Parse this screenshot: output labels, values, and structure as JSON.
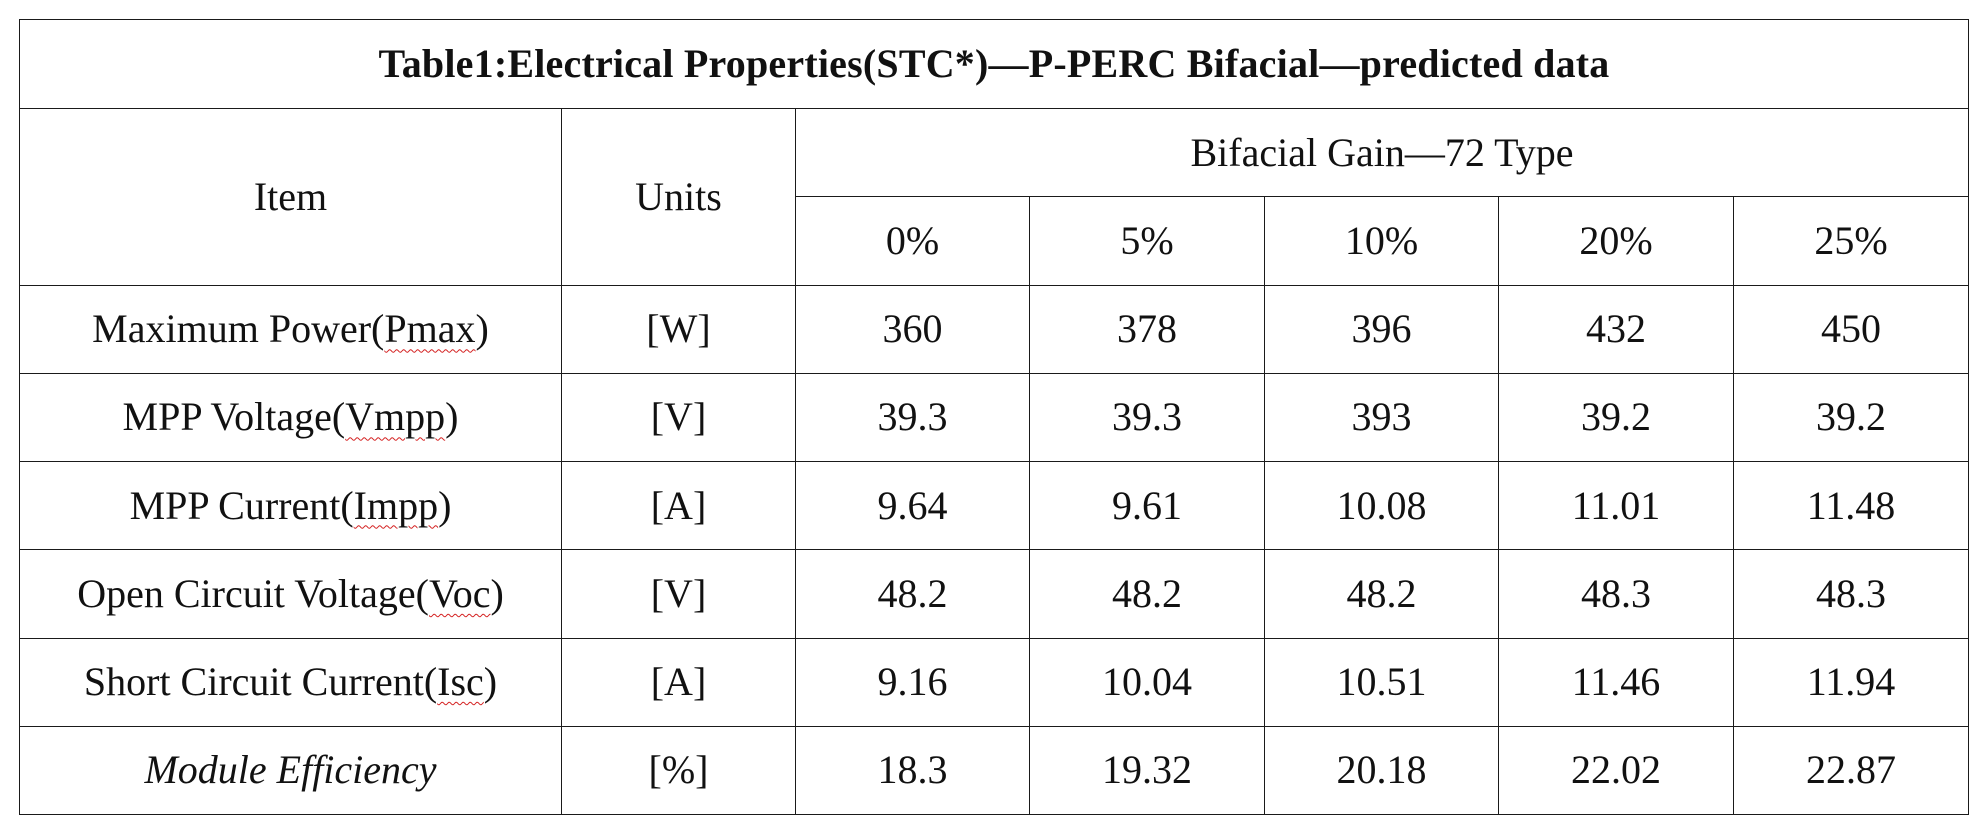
{
  "table": {
    "title": "Table1:Electrical Properties(STC*)—P-PERC  Bifacial—predicted data",
    "header": {
      "item": "Item",
      "units": "Units",
      "group": "Bifacial Gain—72 Type",
      "gains": [
        "0%",
        "5%",
        "10%",
        "20%",
        "25%"
      ]
    },
    "rows": [
      {
        "item_prefix": "Maximum Power(",
        "item_abbr": "Pmax",
        "item_suffix": ")",
        "unit": "[W]",
        "values": [
          "360",
          "378",
          "396",
          "432",
          "450"
        ]
      },
      {
        "item_prefix": "MPP Voltage(",
        "item_abbr": "Vmpp",
        "item_suffix": ")",
        "unit": "[V]",
        "values": [
          "39.3",
          "39.3",
          "393",
          "39.2",
          "39.2"
        ]
      },
      {
        "item_prefix": "MPP Current(",
        "item_abbr": "Impp",
        "item_suffix": ")",
        "unit": "[A]",
        "values": [
          "9.64",
          "9.61",
          "10.08",
          "11.01",
          "11.48"
        ]
      },
      {
        "item_prefix": "Open Circuit Voltage(",
        "item_abbr": "Voc",
        "item_suffix": ")",
        "unit": "[V]",
        "values": [
          "48.2",
          "48.2",
          "48.2",
          "48.3",
          "48.3"
        ]
      },
      {
        "item_prefix": "Short Circuit Current(",
        "item_abbr": "Isc",
        "item_suffix": ")",
        "unit": "[A]",
        "values": [
          "9.16",
          "10.04",
          "10.51",
          "11.46",
          "11.94"
        ]
      },
      {
        "item_prefix": "Module Efficiency",
        "item_abbr": "",
        "item_suffix": "",
        "unit": "[%]",
        "values": [
          "18.3",
          "19.32",
          "20.18",
          "22.02",
          "22.87"
        ]
      }
    ]
  }
}
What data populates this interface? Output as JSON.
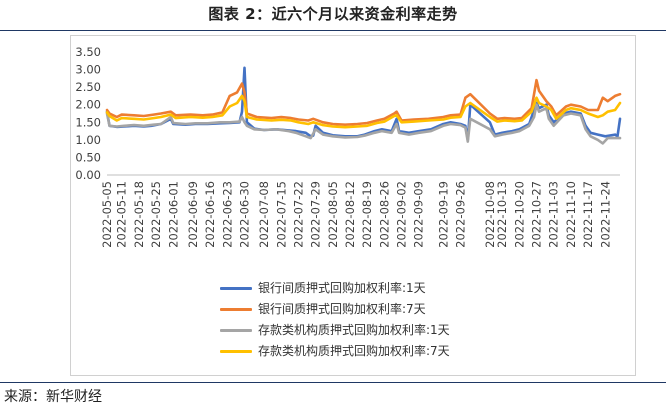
{
  "header": {
    "title": "图表 2：近六个月以来资金利率走势"
  },
  "footer": {
    "source": "来源：新华财经"
  },
  "chart_data": {
    "type": "line",
    "title": "",
    "xlabel": "",
    "ylabel": "",
    "ylim": [
      0,
      3.5
    ],
    "yticks": [
      "0.00",
      "0.50",
      "1.00",
      "1.50",
      "2.00",
      "2.50",
      "3.00",
      "3.50"
    ],
    "grid": false,
    "legend": "bottom",
    "x_start": "2022-05-05",
    "x_end": "2022-11-30",
    "xticks": [
      "2022-05-05",
      "2022-05-11",
      "2022-05-18",
      "2022-05-25",
      "2022-06-01",
      "2022-06-09",
      "2022-06-16",
      "2022-06-23",
      "2022-06-30",
      "2022-07-08",
      "2022-07-15",
      "2022-07-22",
      "2022-07-29",
      "2022-08-05",
      "2022-08-12",
      "2022-08-19",
      "2022-08-26",
      "2022-09-02",
      "2022-09-09",
      "2022-09-19",
      "2022-09-26",
      "2022-10-08",
      "2022-10-13",
      "2022-10-20",
      "2022-10-27",
      "2022-11-03",
      "2022-11-10",
      "2022-11-17",
      "2022-11-24"
    ],
    "series": [
      {
        "name": "银行间质押式回购加权利率:1天",
        "color": "#4472c4",
        "points": [
          [
            "2022-05-05",
            1.8
          ],
          [
            "2022-05-06",
            1.4
          ],
          [
            "2022-05-09",
            1.37
          ],
          [
            "2022-05-12",
            1.38
          ],
          [
            "2022-05-16",
            1.4
          ],
          [
            "2022-05-20",
            1.38
          ],
          [
            "2022-05-23",
            1.4
          ],
          [
            "2022-05-27",
            1.45
          ],
          [
            "2022-05-31",
            1.6
          ],
          [
            "2022-06-01",
            1.45
          ],
          [
            "2022-06-06",
            1.43
          ],
          [
            "2022-06-10",
            1.45
          ],
          [
            "2022-06-15",
            1.45
          ],
          [
            "2022-06-20",
            1.47
          ],
          [
            "2022-06-24",
            1.48
          ],
          [
            "2022-06-28",
            1.5
          ],
          [
            "2022-06-29",
            1.8
          ],
          [
            "2022-06-30",
            3.05
          ],
          [
            "2022-07-01",
            1.5
          ],
          [
            "2022-07-04",
            1.32
          ],
          [
            "2022-07-08",
            1.28
          ],
          [
            "2022-07-13",
            1.3
          ],
          [
            "2022-07-18",
            1.27
          ],
          [
            "2022-07-21",
            1.25
          ],
          [
            "2022-07-25",
            1.2
          ],
          [
            "2022-07-27",
            1.1
          ],
          [
            "2022-07-28",
            1.12
          ],
          [
            "2022-07-29",
            1.4
          ],
          [
            "2022-08-01",
            1.2
          ],
          [
            "2022-08-05",
            1.13
          ],
          [
            "2022-08-10",
            1.1
          ],
          [
            "2022-08-15",
            1.1
          ],
          [
            "2022-08-18",
            1.15
          ],
          [
            "2022-08-22",
            1.25
          ],
          [
            "2022-08-25",
            1.3
          ],
          [
            "2022-08-29",
            1.25
          ],
          [
            "2022-08-31",
            1.6
          ],
          [
            "2022-09-01",
            1.25
          ],
          [
            "2022-09-05",
            1.2
          ],
          [
            "2022-09-09",
            1.25
          ],
          [
            "2022-09-14",
            1.3
          ],
          [
            "2022-09-19",
            1.45
          ],
          [
            "2022-09-22",
            1.5
          ],
          [
            "2022-09-26",
            1.45
          ],
          [
            "2022-09-28",
            1.4
          ],
          [
            "2022-09-29",
            1.0
          ],
          [
            "2022-09-30",
            2.0
          ],
          [
            "2022-10-08",
            1.5
          ],
          [
            "2022-10-10",
            1.15
          ],
          [
            "2022-10-13",
            1.2
          ],
          [
            "2022-10-17",
            1.25
          ],
          [
            "2022-10-20",
            1.3
          ],
          [
            "2022-10-24",
            1.45
          ],
          [
            "2022-10-25",
            1.65
          ],
          [
            "2022-10-27",
            2.05
          ],
          [
            "2022-10-28",
            1.9
          ],
          [
            "2022-10-31",
            2.0
          ],
          [
            "2022-11-01",
            1.7
          ],
          [
            "2022-11-03",
            1.5
          ],
          [
            "2022-11-07",
            1.75
          ],
          [
            "2022-11-10",
            1.8
          ],
          [
            "2022-11-14",
            1.75
          ],
          [
            "2022-11-16",
            1.4
          ],
          [
            "2022-11-18",
            1.2
          ],
          [
            "2022-11-21",
            1.15
          ],
          [
            "2022-11-24",
            1.1
          ],
          [
            "2022-11-28",
            1.15
          ],
          [
            "2022-11-29",
            1.1
          ],
          [
            "2022-11-30",
            1.6
          ]
        ]
      },
      {
        "name": "银行间质押式回购加权利率:7天",
        "color": "#ed7d31",
        "points": [
          [
            "2022-05-05",
            1.85
          ],
          [
            "2022-05-06",
            1.75
          ],
          [
            "2022-05-09",
            1.65
          ],
          [
            "2022-05-11",
            1.72
          ],
          [
            "2022-05-16",
            1.7
          ],
          [
            "2022-05-20",
            1.68
          ],
          [
            "2022-05-24",
            1.72
          ],
          [
            "2022-05-27",
            1.75
          ],
          [
            "2022-05-31",
            1.8
          ],
          [
            "2022-06-02",
            1.7
          ],
          [
            "2022-06-08",
            1.72
          ],
          [
            "2022-06-13",
            1.7
          ],
          [
            "2022-06-17",
            1.72
          ],
          [
            "2022-06-21",
            1.78
          ],
          [
            "2022-06-24",
            2.25
          ],
          [
            "2022-06-27",
            2.35
          ],
          [
            "2022-06-29",
            2.6
          ],
          [
            "2022-06-30",
            2.35
          ],
          [
            "2022-07-01",
            1.75
          ],
          [
            "2022-07-05",
            1.65
          ],
          [
            "2022-07-11",
            1.62
          ],
          [
            "2022-07-15",
            1.65
          ],
          [
            "2022-07-19",
            1.62
          ],
          [
            "2022-07-22",
            1.58
          ],
          [
            "2022-07-26",
            1.55
          ],
          [
            "2022-07-28",
            1.6
          ],
          [
            "2022-08-01",
            1.5
          ],
          [
            "2022-08-05",
            1.45
          ],
          [
            "2022-08-10",
            1.43
          ],
          [
            "2022-08-15",
            1.45
          ],
          [
            "2022-08-19",
            1.48
          ],
          [
            "2022-08-23",
            1.55
          ],
          [
            "2022-08-26",
            1.6
          ],
          [
            "2022-08-30",
            1.75
          ],
          [
            "2022-08-31",
            1.8
          ],
          [
            "2022-09-02",
            1.55
          ],
          [
            "2022-09-07",
            1.58
          ],
          [
            "2022-09-13",
            1.6
          ],
          [
            "2022-09-19",
            1.65
          ],
          [
            "2022-09-22",
            1.7
          ],
          [
            "2022-09-26",
            1.72
          ],
          [
            "2022-09-28",
            2.2
          ],
          [
            "2022-09-30",
            2.3
          ],
          [
            "2022-10-08",
            1.75
          ],
          [
            "2022-10-11",
            1.6
          ],
          [
            "2022-10-14",
            1.62
          ],
          [
            "2022-10-18",
            1.6
          ],
          [
            "2022-10-21",
            1.62
          ],
          [
            "2022-10-25",
            1.9
          ],
          [
            "2022-10-27",
            2.7
          ],
          [
            "2022-10-28",
            2.4
          ],
          [
            "2022-10-31",
            2.1
          ],
          [
            "2022-11-02",
            1.95
          ],
          [
            "2022-11-04",
            1.7
          ],
          [
            "2022-11-08",
            1.95
          ],
          [
            "2022-11-10",
            2.0
          ],
          [
            "2022-11-14",
            1.95
          ],
          [
            "2022-11-17",
            1.85
          ],
          [
            "2022-11-21",
            1.85
          ],
          [
            "2022-11-23",
            2.2
          ],
          [
            "2022-11-25",
            2.1
          ],
          [
            "2022-11-28",
            2.25
          ],
          [
            "2022-11-30",
            2.3
          ]
        ]
      },
      {
        "name": "存款类机构质押式回购加权利率:1天",
        "color": "#a5a5a5",
        "points": [
          [
            "2022-05-05",
            1.75
          ],
          [
            "2022-05-06",
            1.4
          ],
          [
            "2022-05-09",
            1.38
          ],
          [
            "2022-05-12",
            1.4
          ],
          [
            "2022-05-16",
            1.42
          ],
          [
            "2022-05-20",
            1.4
          ],
          [
            "2022-05-24",
            1.43
          ],
          [
            "2022-05-27",
            1.45
          ],
          [
            "2022-05-31",
            1.65
          ],
          [
            "2022-06-01",
            1.48
          ],
          [
            "2022-06-06",
            1.45
          ],
          [
            "2022-06-10",
            1.47
          ],
          [
            "2022-06-15",
            1.47
          ],
          [
            "2022-06-20",
            1.5
          ],
          [
            "2022-06-24",
            1.5
          ],
          [
            "2022-06-28",
            1.52
          ],
          [
            "2022-06-29",
            1.65
          ],
          [
            "2022-06-30",
            1.5
          ],
          [
            "2022-07-01",
            1.4
          ],
          [
            "2022-07-04",
            1.3
          ],
          [
            "2022-07-08",
            1.28
          ],
          [
            "2022-07-13",
            1.3
          ],
          [
            "2022-07-18",
            1.25
          ],
          [
            "2022-07-21",
            1.2
          ],
          [
            "2022-07-25",
            1.1
          ],
          [
            "2022-07-27",
            1.05
          ],
          [
            "2022-07-29",
            1.3
          ],
          [
            "2022-08-01",
            1.15
          ],
          [
            "2022-08-05",
            1.1
          ],
          [
            "2022-08-10",
            1.07
          ],
          [
            "2022-08-15",
            1.08
          ],
          [
            "2022-08-18",
            1.12
          ],
          [
            "2022-08-22",
            1.2
          ],
          [
            "2022-08-25",
            1.25
          ],
          [
            "2022-08-29",
            1.2
          ],
          [
            "2022-08-31",
            1.45
          ],
          [
            "2022-09-01",
            1.2
          ],
          [
            "2022-09-05",
            1.15
          ],
          [
            "2022-09-09",
            1.2
          ],
          [
            "2022-09-14",
            1.25
          ],
          [
            "2022-09-19",
            1.4
          ],
          [
            "2022-09-22",
            1.45
          ],
          [
            "2022-09-26",
            1.42
          ],
          [
            "2022-09-28",
            1.35
          ],
          [
            "2022-09-29",
            0.95
          ],
          [
            "2022-09-30",
            1.6
          ],
          [
            "2022-10-08",
            1.3
          ],
          [
            "2022-10-10",
            1.1
          ],
          [
            "2022-10-13",
            1.15
          ],
          [
            "2022-10-17",
            1.2
          ],
          [
            "2022-10-20",
            1.25
          ],
          [
            "2022-10-24",
            1.4
          ],
          [
            "2022-10-26",
            1.65
          ],
          [
            "2022-10-27",
            2.0
          ],
          [
            "2022-10-28",
            1.8
          ],
          [
            "2022-10-31",
            1.9
          ],
          [
            "2022-11-01",
            1.6
          ],
          [
            "2022-11-03",
            1.4
          ],
          [
            "2022-11-07",
            1.7
          ],
          [
            "2022-11-10",
            1.75
          ],
          [
            "2022-11-14",
            1.7
          ],
          [
            "2022-11-16",
            1.3
          ],
          [
            "2022-11-18",
            1.1
          ],
          [
            "2022-11-21",
            1.0
          ],
          [
            "2022-11-23",
            0.9
          ],
          [
            "2022-11-25",
            1.05
          ],
          [
            "2022-11-28",
            1.05
          ],
          [
            "2022-11-30",
            1.05
          ]
        ]
      },
      {
        "name": "存款类机构质押式回购加权利率:7天",
        "color": "#ffc000",
        "points": [
          [
            "2022-05-05",
            1.78
          ],
          [
            "2022-05-06",
            1.68
          ],
          [
            "2022-05-09",
            1.55
          ],
          [
            "2022-05-11",
            1.62
          ],
          [
            "2022-05-16",
            1.6
          ],
          [
            "2022-05-20",
            1.58
          ],
          [
            "2022-05-24",
            1.62
          ],
          [
            "2022-05-27",
            1.65
          ],
          [
            "2022-05-31",
            1.72
          ],
          [
            "2022-06-02",
            1.62
          ],
          [
            "2022-06-08",
            1.65
          ],
          [
            "2022-06-13",
            1.63
          ],
          [
            "2022-06-17",
            1.65
          ],
          [
            "2022-06-21",
            1.7
          ],
          [
            "2022-06-24",
            1.95
          ],
          [
            "2022-06-27",
            2.05
          ],
          [
            "2022-06-29",
            2.25
          ],
          [
            "2022-06-30",
            2.1
          ],
          [
            "2022-07-01",
            1.65
          ],
          [
            "2022-07-05",
            1.58
          ],
          [
            "2022-07-11",
            1.55
          ],
          [
            "2022-07-15",
            1.57
          ],
          [
            "2022-07-19",
            1.55
          ],
          [
            "2022-07-22",
            1.5
          ],
          [
            "2022-07-26",
            1.45
          ],
          [
            "2022-07-28",
            1.5
          ],
          [
            "2022-08-01",
            1.42
          ],
          [
            "2022-08-05",
            1.38
          ],
          [
            "2022-08-10",
            1.36
          ],
          [
            "2022-08-15",
            1.38
          ],
          [
            "2022-08-19",
            1.4
          ],
          [
            "2022-08-23",
            1.48
          ],
          [
            "2022-08-26",
            1.52
          ],
          [
            "2022-08-30",
            1.68
          ],
          [
            "2022-08-31",
            1.7
          ],
          [
            "2022-09-02",
            1.5
          ],
          [
            "2022-09-07",
            1.52
          ],
          [
            "2022-09-13",
            1.55
          ],
          [
            "2022-09-19",
            1.58
          ],
          [
            "2022-09-22",
            1.63
          ],
          [
            "2022-09-26",
            1.65
          ],
          [
            "2022-09-28",
            1.95
          ],
          [
            "2022-09-30",
            2.05
          ],
          [
            "2022-10-08",
            1.65
          ],
          [
            "2022-10-11",
            1.52
          ],
          [
            "2022-10-14",
            1.55
          ],
          [
            "2022-10-18",
            1.53
          ],
          [
            "2022-10-21",
            1.55
          ],
          [
            "2022-10-25",
            1.8
          ],
          [
            "2022-10-27",
            2.2
          ],
          [
            "2022-10-28",
            2.05
          ],
          [
            "2022-10-31",
            1.95
          ],
          [
            "2022-11-02",
            1.85
          ],
          [
            "2022-11-04",
            1.6
          ],
          [
            "2022-11-08",
            1.85
          ],
          [
            "2022-11-10",
            1.9
          ],
          [
            "2022-11-14",
            1.85
          ],
          [
            "2022-11-17",
            1.75
          ],
          [
            "2022-11-21",
            1.65
          ],
          [
            "2022-11-23",
            1.7
          ],
          [
            "2022-11-25",
            1.8
          ],
          [
            "2022-11-28",
            1.85
          ],
          [
            "2022-11-30",
            2.05
          ]
        ]
      }
    ]
  }
}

# # #

◆ **Set problem**: Read through the data and copy every line where "Voltage" shows up.

◆ **Exercise response**:
        "item_prefix": "MPP Voltage(",
        "item_prefix": "Open Circuit Voltage(",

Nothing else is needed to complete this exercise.